## Goal of the exercise
Scan the entries below and extract each line with the word "carteira" in it.

═══ Raw data

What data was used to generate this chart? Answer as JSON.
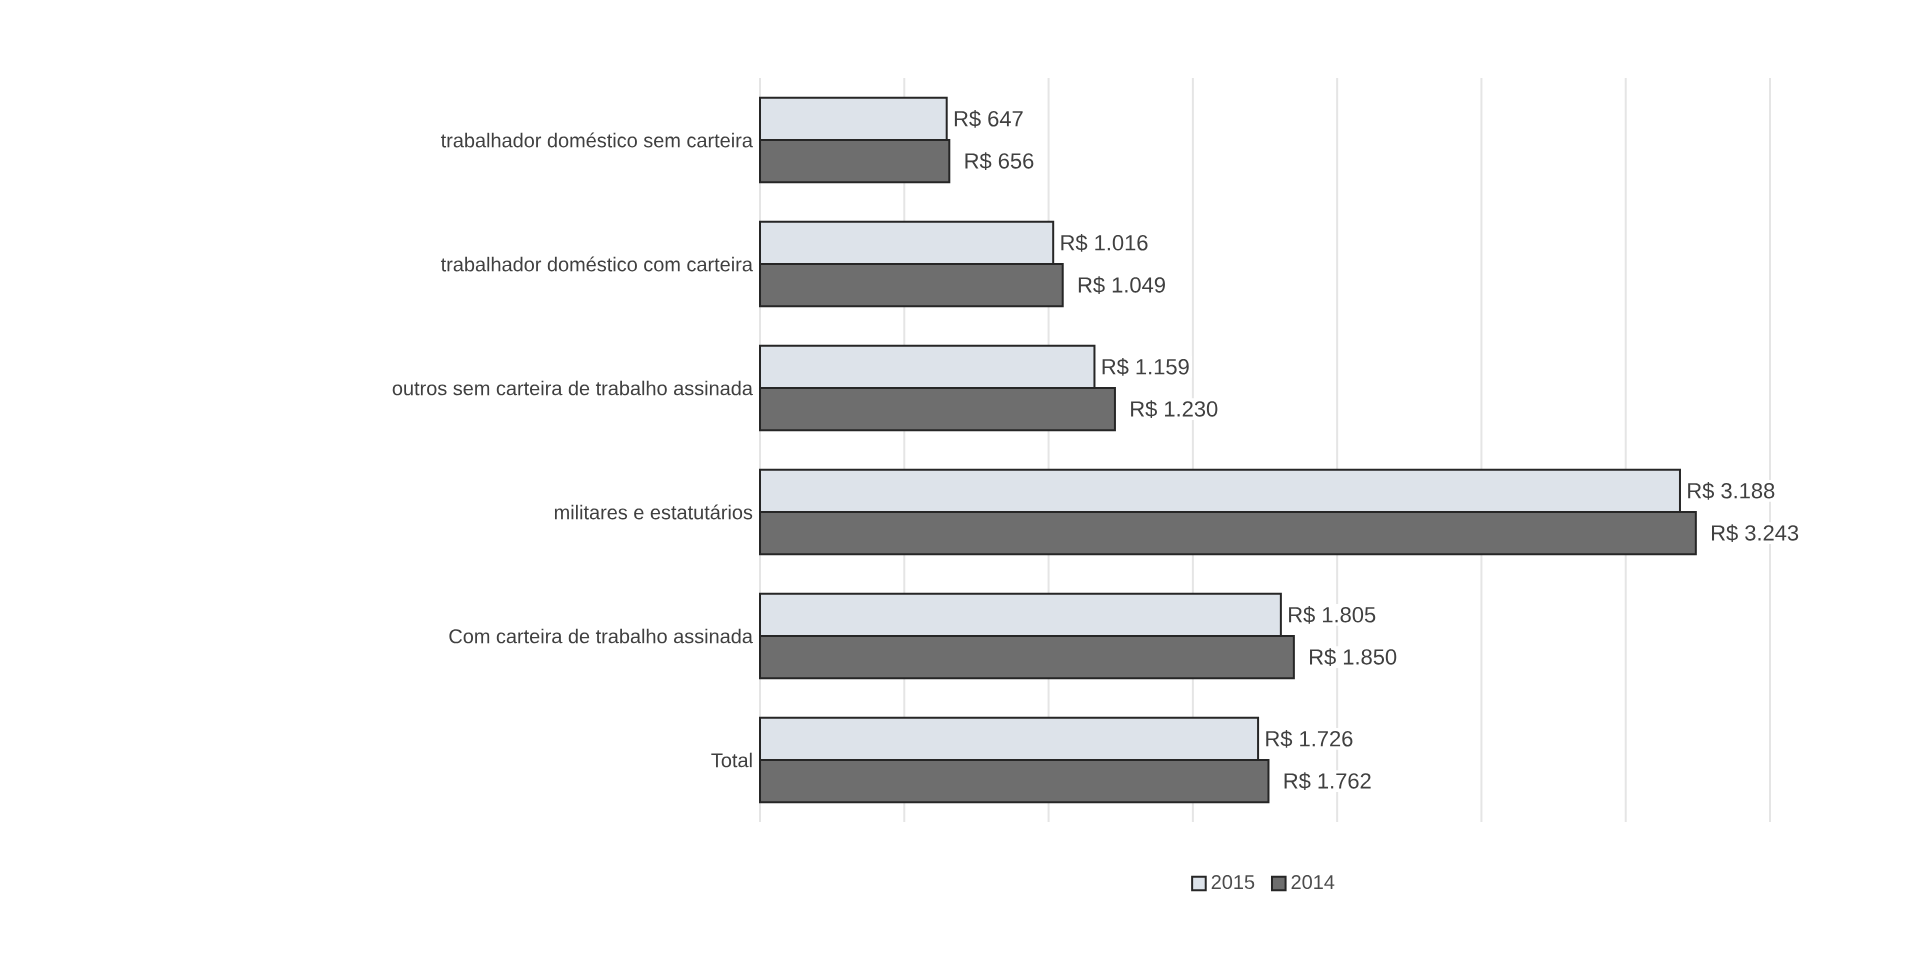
{
  "chart_data": {
    "type": "bar",
    "orientation": "horizontal",
    "categories": [
      "trabalhador doméstico sem carteira",
      "trabalhador doméstico com carteira",
      "outros sem carteira de trabalho assinada",
      "militares e estatutários",
      "Com carteira de trabalho assinada",
      "Total"
    ],
    "series": [
      {
        "name": "2015",
        "color": "#dde3ea",
        "values": [
          647,
          1016,
          1159,
          3188,
          1805,
          1726
        ],
        "value_labels": [
          "R$ 647",
          "R$ 1.016",
          "R$ 1.159",
          "R$ 3.188",
          "R$ 1.805",
          "R$ 1.726"
        ]
      },
      {
        "name": "2014",
        "color": "#6e6e6e",
        "values": [
          656,
          1049,
          1230,
          3243,
          1850,
          1762
        ],
        "value_labels": [
          "R$ 656",
          "R$ 1.049",
          "R$ 1.230",
          "R$ 3.243",
          "R$ 1.850",
          "R$ 1.762"
        ]
      }
    ],
    "xlim": [
      0,
      3500
    ],
    "xticks": [
      {
        "value": 0,
        "label": null
      },
      {
        "value": 500,
        "label": null
      },
      {
        "value": 1000,
        "label": null
      },
      {
        "value": 1500,
        "label": null
      },
      {
        "value": 2000,
        "label": null
      },
      {
        "value": 2500,
        "label": null
      },
      {
        "value": 3000,
        "label": null
      },
      {
        "value": 3500,
        "label": null
      }
    ],
    "grid": "x",
    "legend": "bottom",
    "tick_labels": "y"
  }
}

══════

## Correct answer
      "trabalhador doméstico sem carteira",
      "trabalhador doméstico com carteira",
      "outros sem carteira de trabalho assinada",
      "Com carteira de trabalho assinada",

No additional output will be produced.